In this exercise, reproduce all the entries that follow exactly.

---- Supplied entries

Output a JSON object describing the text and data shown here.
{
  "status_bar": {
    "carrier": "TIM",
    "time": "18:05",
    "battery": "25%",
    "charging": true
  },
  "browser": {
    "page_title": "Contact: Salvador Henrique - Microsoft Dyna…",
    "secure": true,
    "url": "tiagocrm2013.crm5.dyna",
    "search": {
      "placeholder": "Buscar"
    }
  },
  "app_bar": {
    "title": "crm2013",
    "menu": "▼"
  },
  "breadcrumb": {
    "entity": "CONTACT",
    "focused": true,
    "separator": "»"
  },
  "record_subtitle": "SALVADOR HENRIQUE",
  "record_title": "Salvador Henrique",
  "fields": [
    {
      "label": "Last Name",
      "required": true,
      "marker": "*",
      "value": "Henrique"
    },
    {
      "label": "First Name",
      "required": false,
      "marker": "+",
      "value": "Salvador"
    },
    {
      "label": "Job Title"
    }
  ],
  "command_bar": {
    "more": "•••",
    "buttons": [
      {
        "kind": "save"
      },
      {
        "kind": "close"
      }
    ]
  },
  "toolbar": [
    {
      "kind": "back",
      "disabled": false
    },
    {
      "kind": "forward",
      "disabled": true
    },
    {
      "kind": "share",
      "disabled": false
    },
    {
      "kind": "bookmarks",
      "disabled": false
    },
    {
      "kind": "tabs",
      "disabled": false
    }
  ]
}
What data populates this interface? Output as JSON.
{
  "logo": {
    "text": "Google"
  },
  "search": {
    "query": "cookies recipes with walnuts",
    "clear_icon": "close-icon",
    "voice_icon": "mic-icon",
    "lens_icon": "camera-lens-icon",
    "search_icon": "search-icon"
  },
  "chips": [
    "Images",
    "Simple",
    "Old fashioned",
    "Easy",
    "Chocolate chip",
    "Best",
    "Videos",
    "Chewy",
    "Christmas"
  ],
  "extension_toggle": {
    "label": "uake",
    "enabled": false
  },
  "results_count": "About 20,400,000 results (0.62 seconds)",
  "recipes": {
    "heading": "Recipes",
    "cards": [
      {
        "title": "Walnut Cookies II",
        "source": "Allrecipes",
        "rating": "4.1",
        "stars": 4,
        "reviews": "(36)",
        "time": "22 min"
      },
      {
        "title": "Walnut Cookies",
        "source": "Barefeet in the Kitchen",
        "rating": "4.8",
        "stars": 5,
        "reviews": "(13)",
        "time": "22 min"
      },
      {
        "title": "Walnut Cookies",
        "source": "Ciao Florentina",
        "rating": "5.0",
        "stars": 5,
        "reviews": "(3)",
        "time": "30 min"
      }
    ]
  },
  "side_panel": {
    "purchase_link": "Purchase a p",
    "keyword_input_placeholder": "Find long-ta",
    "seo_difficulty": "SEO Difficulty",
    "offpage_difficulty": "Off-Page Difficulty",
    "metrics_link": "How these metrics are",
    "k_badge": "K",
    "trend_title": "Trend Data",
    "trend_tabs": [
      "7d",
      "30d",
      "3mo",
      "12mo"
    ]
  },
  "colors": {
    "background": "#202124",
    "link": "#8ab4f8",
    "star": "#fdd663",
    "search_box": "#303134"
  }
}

--------

▸ Reply to the task:
Output a JSON object describing the text and data shown here.
{
  "status_bar": {
    "carrier": "TIM",
    "time": "18:05",
    "battery": "25%",
    "charging": true
  },
  "browser": {
    "page_title": "Contact: Salvador Henrique - Microsoft Dyna…",
    "secure": true,
    "url": "tiagocrm2013.crm5.dyna",
    "search": {
      "placeholder": "Buscar"
    }
  },
  "app_bar": {
    "title": "crm2013",
    "menu": "▼"
  },
  "breadcrumb": {
    "entity": "CONTACT",
    "focused": true,
    "separator": "»"
  },
  "record_subtitle": "SALVADOR HENRIQUE",
  "record_title": "Salvador Henrique",
  "fields": [
    {
      "label": "Last Name",
      "required": true,
      "marker": "*",
      "value": "Henrique"
    },
    {
      "label": "First Name",
      "required": false,
      "marker": "+",
      "value": "Salvador"
    },
    {
      "label": "Job Title"
    }
  ],
  "command_bar": {
    "more": "•••",
    "buttons": [
      {
        "kind": "save"
      },
      {
        "kind": "close"
      }
    ]
  },
  "toolbar": [
    {
      "kind": "back",
      "disabled": false
    },
    {
      "kind": "forward",
      "disabled": true
    },
    {
      "kind": "share",
      "disabled": false
    },
    {
      "kind": "bookmarks",
      "disabled": false
    },
    {
      "kind": "tabs",
      "disabled": false
    }
  ]
}
What data populates this interface? Output as JSON.
{
  "logo": {
    "text": "Google"
  },
  "search": {
    "query": "cookies recipes with walnuts",
    "clear_icon": "close-icon",
    "voice_icon": "mic-icon",
    "lens_icon": "camera-lens-icon",
    "search_icon": "search-icon"
  },
  "chips": [
    "Images",
    "Simple",
    "Old fashioned",
    "Easy",
    "Chocolate chip",
    "Best",
    "Videos",
    "Chewy",
    "Christmas"
  ],
  "extension_toggle": {
    "label": "uake",
    "enabled": false
  },
  "results_count": "About 20,400,000 results (0.62 seconds)",
  "recipes": {
    "heading": "Recipes",
    "cards": [
      {
        "title": "Walnut Cookies II",
        "source": "Allrecipes",
        "rating": "4.1",
        "stars": 4,
        "reviews": "(36)",
        "time": "22 min"
      },
      {
        "title": "Walnut Cookies",
        "source": "Barefeet in the Kitchen",
        "rating": "4.8",
        "stars": 5,
        "reviews": "(13)",
        "time": "22 min"
      },
      {
        "title": "Walnut Cookies",
        "source": "Ciao Florentina",
        "rating": "5.0",
        "stars": 5,
        "reviews": "(3)",
        "time": "30 min"
      }
    ]
  },
  "side_panel": {
    "purchase_link": "Purchase a p",
    "keyword_input_placeholder": "Find long-ta",
    "seo_difficulty": "SEO Difficulty",
    "offpage_difficulty": "Off-Page Difficulty",
    "metrics_link": "How these metrics are",
    "k_badge": "K",
    "trend_title": "Trend Data",
    "trend_tabs": [
      "7d",
      "30d",
      "3mo",
      "12mo"
    ]
  },
  "colors": {
    "background": "#202124",
    "link": "#8ab4f8",
    "star": "#fdd663",
    "search_box": "#303134"
  }
}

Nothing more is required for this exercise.